=== The records ===

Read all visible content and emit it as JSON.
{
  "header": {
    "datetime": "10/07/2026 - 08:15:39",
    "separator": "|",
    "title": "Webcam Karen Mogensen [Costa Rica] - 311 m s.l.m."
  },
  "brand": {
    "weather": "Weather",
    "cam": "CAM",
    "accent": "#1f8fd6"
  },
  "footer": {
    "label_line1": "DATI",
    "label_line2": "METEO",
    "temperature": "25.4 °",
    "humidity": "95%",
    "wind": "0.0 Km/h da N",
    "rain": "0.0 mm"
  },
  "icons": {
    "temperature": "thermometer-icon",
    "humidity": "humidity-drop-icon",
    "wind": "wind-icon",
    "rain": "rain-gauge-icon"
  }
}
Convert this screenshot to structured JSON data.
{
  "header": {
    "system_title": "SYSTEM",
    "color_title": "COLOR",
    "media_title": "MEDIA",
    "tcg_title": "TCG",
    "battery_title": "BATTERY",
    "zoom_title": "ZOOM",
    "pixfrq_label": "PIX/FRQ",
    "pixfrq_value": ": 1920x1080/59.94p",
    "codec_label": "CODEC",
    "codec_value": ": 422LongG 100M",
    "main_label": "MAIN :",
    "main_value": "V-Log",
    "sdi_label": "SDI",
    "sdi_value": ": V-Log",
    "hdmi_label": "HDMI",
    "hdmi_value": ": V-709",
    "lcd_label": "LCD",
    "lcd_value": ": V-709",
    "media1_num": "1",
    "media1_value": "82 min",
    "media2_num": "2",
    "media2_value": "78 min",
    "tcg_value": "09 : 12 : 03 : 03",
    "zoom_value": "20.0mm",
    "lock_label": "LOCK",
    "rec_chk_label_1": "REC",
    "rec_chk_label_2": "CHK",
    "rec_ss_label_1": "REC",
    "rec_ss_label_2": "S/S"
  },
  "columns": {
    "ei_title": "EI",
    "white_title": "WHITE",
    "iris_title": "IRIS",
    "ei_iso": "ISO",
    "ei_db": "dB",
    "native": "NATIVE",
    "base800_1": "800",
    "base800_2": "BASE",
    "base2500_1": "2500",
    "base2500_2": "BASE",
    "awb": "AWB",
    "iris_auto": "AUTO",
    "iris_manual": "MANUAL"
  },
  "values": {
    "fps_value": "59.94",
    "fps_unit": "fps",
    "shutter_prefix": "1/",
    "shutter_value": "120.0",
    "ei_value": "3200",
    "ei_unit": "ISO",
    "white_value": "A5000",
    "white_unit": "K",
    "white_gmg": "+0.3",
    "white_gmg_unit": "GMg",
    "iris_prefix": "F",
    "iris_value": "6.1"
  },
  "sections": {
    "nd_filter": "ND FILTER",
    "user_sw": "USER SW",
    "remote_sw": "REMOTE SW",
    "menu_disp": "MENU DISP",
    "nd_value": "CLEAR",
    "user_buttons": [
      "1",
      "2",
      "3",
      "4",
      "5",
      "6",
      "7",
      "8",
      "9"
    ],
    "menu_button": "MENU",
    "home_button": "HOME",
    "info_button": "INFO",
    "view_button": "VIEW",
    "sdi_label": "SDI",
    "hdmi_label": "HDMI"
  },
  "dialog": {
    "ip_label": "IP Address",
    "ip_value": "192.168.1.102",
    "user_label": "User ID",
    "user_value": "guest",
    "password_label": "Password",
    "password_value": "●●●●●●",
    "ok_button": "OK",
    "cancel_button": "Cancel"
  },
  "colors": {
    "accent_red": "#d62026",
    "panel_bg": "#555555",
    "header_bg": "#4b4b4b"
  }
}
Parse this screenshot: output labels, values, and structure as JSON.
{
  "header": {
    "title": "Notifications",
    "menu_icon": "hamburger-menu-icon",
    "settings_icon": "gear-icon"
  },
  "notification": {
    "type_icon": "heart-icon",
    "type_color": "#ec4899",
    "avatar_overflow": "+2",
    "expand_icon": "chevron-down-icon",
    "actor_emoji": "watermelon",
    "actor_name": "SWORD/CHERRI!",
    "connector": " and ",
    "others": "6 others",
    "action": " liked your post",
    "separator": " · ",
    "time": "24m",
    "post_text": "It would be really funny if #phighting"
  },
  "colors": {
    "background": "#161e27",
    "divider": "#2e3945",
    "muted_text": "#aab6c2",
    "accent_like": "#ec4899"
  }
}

===

▶ Task to carry out:
Gather every line from the listing above in which "temperature" appears, and copy those lines.

▶ Exercise answer:
    "temperature": "25.4 °",
    "temperature": "thermometer-icon",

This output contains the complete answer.